#### Requirements
Write out all of the entries exactly, please.

+++ Entries +++

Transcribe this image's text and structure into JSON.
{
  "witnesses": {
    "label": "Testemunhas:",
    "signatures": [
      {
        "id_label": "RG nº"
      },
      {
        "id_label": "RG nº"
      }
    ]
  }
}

+++

#### Final result
Transcribe this image's text and structure into JSON.
{
  "witnesses": {
    "label": "Testemunhas:",
    "signatures": [
      {
        "id_label": "RG nº"
      },
      {
        "id_label": "RG nº"
      }
    ]
  }
}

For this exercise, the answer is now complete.